# [Stored records]
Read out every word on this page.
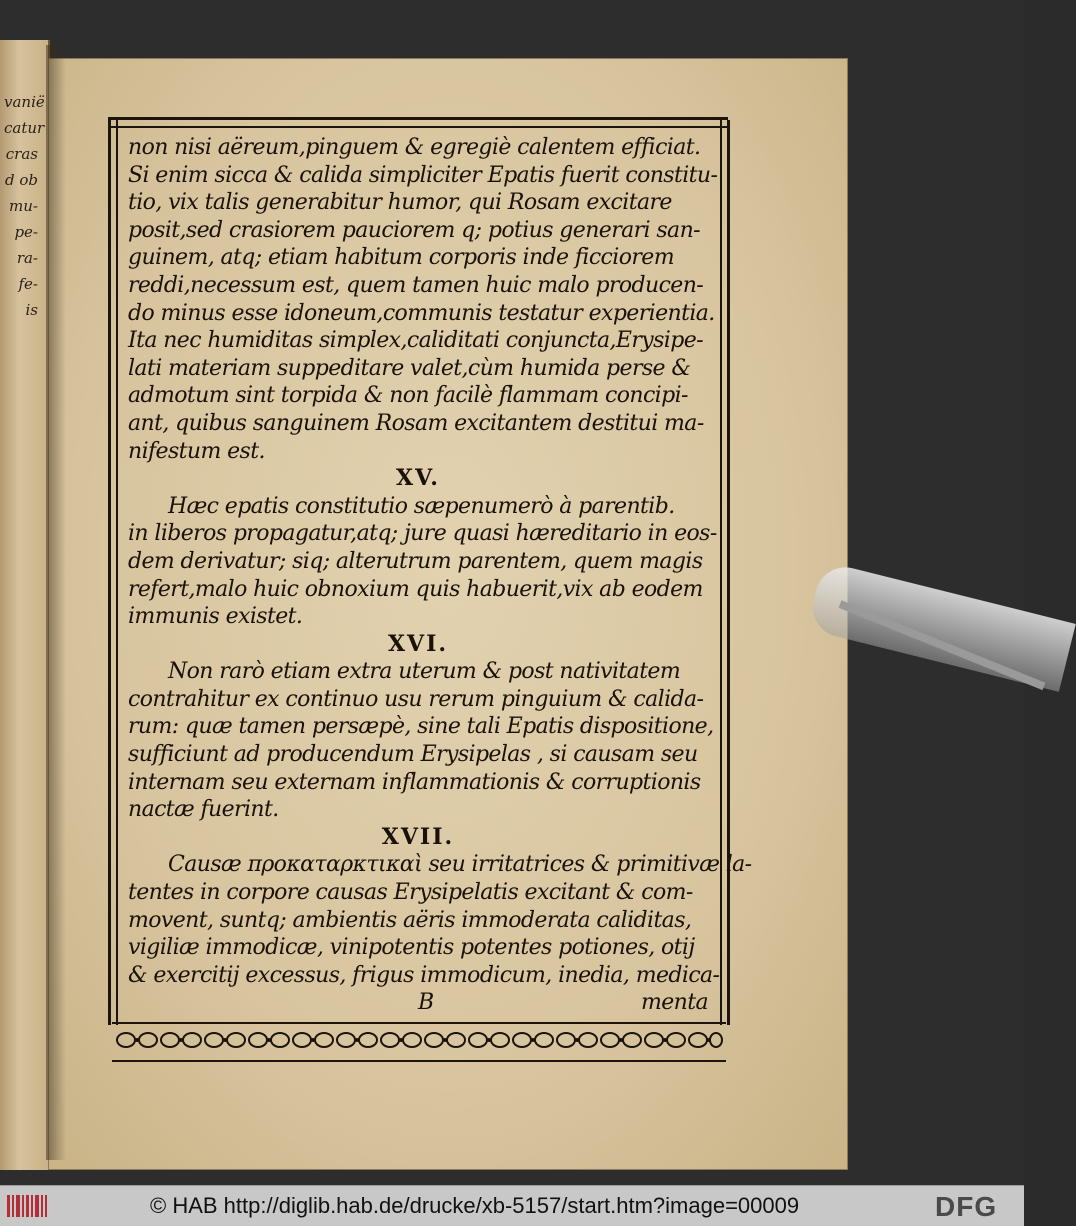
vanië
catur
cras
d ob
mu-
pe-
ra-
fe-
is
non nisi aëreum,pinguem & egregiè calentem efficiat.
Si enim sicca & calida simpliciter Epatis fuerit constitu-
tio, vix talis generabitur humor, qui Rosam excitare
posit,sed crasiorem pauciorem q; potius generari san-
guinem, atq; etiam habitum corporis inde ficciorem
reddi,necessum est, quem tamen huic malo producen-
do minus esse idoneum,communis testatur experientia.
Ita nec humiditas simplex,caliditati conjuncta,Erysipe-
lati materiam suppeditare valet,cùm humida perse &
admotum sint torpida & non facilè flammam concipi-
ant, quibus sanguinem Rosam excitantem destitui ma-
nifestum est.
XV.
Hæc epatis constitutio sæpenumerò à parentib.
in liberos propagatur,atq; jure quasi hæreditario in eos-
dem derivatur; siq; alterutrum parentem, quem magis
refert,malo huic obnoxium quis habuerit,vix ab eodem
immunis existet.
XVI.
Non rarò etiam extra uterum & post nativitatem
contrahitur ex continuo usu rerum pinguium & calida-
rum: quæ tamen persæpè, sine tali Epatis dispositione,
sufficiunt ad producendum Erysipelas , si causam seu
internam seu externam inflammationis & corruptionis
nactæ fuerint.
XVII.
Causæ προκαταρκτικαὶ seu irritatrices & primitivæ la-
tentes in corpore causas Erysipelatis excitant & com-
movent, suntq; ambientis aëris immoderata caliditas,
vigiliæ immodicæ, vinipotentis potentes potiones, otij
& exercitij excessus, frigus immodicum, inedia, medica-
B	menta
© HAB http://diglib.hab.de/drucke/xb-5157/start.htm?image=00009	DFG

# [WHAT THE TASK ASKS]
Copy each line above precisely, dropping the pictures.

# [TASK RESPONSE]
Read out every word on this page.
vanië
catur
cras
d ob
mu-
pe-
ra-
fe-
is
non nisi aëreum,pinguem & egregiè calentem efficiat.
Si enim sicca & calida simpliciter Epatis fuerit constitu-
tio, vix talis generabitur humor, qui Rosam excitare
posit,sed crasiorem pauciorem q; potius generari san-
guinem, atq; etiam habitum corporis inde ficciorem
reddi,necessum est, quem tamen huic malo producen-
do minus esse idoneum,communis testatur experientia.
Ita nec humiditas simplex,caliditati conjuncta,Erysipe-
lati materiam suppeditare valet,cùm humida perse &
admotum sint torpida & non facilè flammam concipi-
ant, quibus sanguinem Rosam excitantem destitui ma-
nifestum est.
XV.
Hæc epatis constitutio sæpenumerò à parentib.
in liberos propagatur,atq; jure quasi hæreditario in eos-
dem derivatur; siq; alterutrum parentem, quem magis
refert,malo huic obnoxium quis habuerit,vix ab eodem
immunis existet.
XVI.
Non rarò etiam extra uterum & post nativitatem
contrahitur ex continuo usu rerum pinguium & calida-
rum: quæ tamen persæpè, sine tali Epatis dispositione,
sufficiunt ad producendum Erysipelas , si causam seu
internam seu externam inflammationis & corruptionis
nactæ fuerint.
XVII.
Causæ προκαταρκτικαὶ seu irritatrices & primitivæ la-
tentes in corpore causas Erysipelatis excitant & com-
movent, suntq; ambientis aëris immoderata caliditas,
vigiliæ immodicæ, vinipotentis potentes potiones, otij
& exercitij excessus, frigus immodicum, inedia, medica-
B	menta
© HAB http://diglib.hab.de/drucke/xb-5157/start.htm?image=00009	DFG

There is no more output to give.